## GOAL
Each entry that follows must be output without any deviation.
• • • •
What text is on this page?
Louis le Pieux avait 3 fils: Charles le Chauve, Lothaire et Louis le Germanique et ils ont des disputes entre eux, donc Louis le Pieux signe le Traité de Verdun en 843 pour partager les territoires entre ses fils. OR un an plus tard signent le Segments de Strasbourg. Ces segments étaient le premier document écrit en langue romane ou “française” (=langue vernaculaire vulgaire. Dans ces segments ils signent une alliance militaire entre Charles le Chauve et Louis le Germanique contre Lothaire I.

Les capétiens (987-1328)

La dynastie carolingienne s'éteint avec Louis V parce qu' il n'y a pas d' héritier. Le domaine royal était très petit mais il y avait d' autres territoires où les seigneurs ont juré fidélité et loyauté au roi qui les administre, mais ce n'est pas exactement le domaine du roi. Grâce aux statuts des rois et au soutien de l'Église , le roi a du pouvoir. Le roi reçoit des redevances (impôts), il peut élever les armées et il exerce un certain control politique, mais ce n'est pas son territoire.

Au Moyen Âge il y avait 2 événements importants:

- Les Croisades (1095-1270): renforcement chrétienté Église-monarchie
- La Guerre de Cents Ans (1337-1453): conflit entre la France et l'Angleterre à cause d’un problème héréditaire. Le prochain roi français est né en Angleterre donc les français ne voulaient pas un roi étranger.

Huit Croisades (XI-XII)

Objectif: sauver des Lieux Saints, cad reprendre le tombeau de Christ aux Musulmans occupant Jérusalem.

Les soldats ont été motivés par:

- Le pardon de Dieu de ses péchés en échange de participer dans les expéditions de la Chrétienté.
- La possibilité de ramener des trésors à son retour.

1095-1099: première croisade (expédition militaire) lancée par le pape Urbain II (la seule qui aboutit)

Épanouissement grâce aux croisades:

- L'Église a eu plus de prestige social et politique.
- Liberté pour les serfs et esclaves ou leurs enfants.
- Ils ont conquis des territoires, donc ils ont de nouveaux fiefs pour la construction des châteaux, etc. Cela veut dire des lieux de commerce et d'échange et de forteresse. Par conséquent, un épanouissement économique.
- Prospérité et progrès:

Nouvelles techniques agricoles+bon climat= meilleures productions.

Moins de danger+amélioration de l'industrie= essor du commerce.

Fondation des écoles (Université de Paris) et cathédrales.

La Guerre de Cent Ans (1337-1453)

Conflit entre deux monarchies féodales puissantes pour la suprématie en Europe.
• • • •
## RESPONSE TO THE EXERCISE
What text is on this page?
Louis le Pieux avait 3 fils: Charles le Chauve, Lothaire et Louis le Germanique et ils ont des disputes entre eux, donc Louis le Pieux signe le Traité de Verdun en 843 pour partager les territoires entre ses fils. OR un an plus tard signent le Segments de Strasbourg. Ces segments étaient le premier document écrit en langue romane ou “française” (=langue vernaculaire vulgaire. Dans ces segments ils signent une alliance militaire entre Charles le Chauve et Louis le Germanique contre Lothaire I.

Les capétiens (987-1328)

La dynastie carolingienne s'éteint avec Louis V parce qu' il n'y a pas d' héritier. Le domaine royal était très petit mais il y avait d' autres territoires où les seigneurs ont juré fidélité et loyauté au roi qui les administre, mais ce n'est pas exactement le domaine du roi. Grâce aux statuts des rois et au soutien de l'Église , le roi a du pouvoir. Le roi reçoit des redevances (impôts), il peut élever les armées et il exerce un certain control politique, mais ce n'est pas son territoire.

Au Moyen Âge il y avait 2 événements importants:

- Les Croisades (1095-1270): renforcement chrétienté Église-monarchie
- La Guerre de Cents Ans (1337-1453): conflit entre la France et l'Angleterre à cause d’un problème héréditaire. Le prochain roi français est né en Angleterre donc les français ne voulaient pas un roi étranger.

Huit Croisades (XI-XII)

Objectif: sauver des Lieux Saints, cad reprendre le tombeau de Christ aux Musulmans occupant Jérusalem.

Les soldats ont été motivés par:

- Le pardon de Dieu de ses péchés en échange de participer dans les expéditions de la Chrétienté.
- La possibilité de ramener des trésors à son retour.

1095-1099: première croisade (expédition militaire) lancée par le pape Urbain II (la seule qui aboutit)

Épanouissement grâce aux croisades:

- L'Église a eu plus de prestige social et politique.
- Liberté pour les serfs et esclaves ou leurs enfants.
- Ils ont conquis des territoires, donc ils ont de nouveaux fiefs pour la construction des châteaux, etc. Cela veut dire des lieux de commerce et d'échange et de forteresse. Par conséquent, un épanouissement économique.
- Prospérité et progrès:

Nouvelles techniques agricoles+bon climat= meilleures productions.

Moins de danger+amélioration de l'industrie= essor du commerce.

Fondation des écoles (Université de Paris) et cathédrales.

La Guerre de Cent Ans (1337-1453)

Conflit entre deux monarchies féodales puissantes pour la suprématie en Europe.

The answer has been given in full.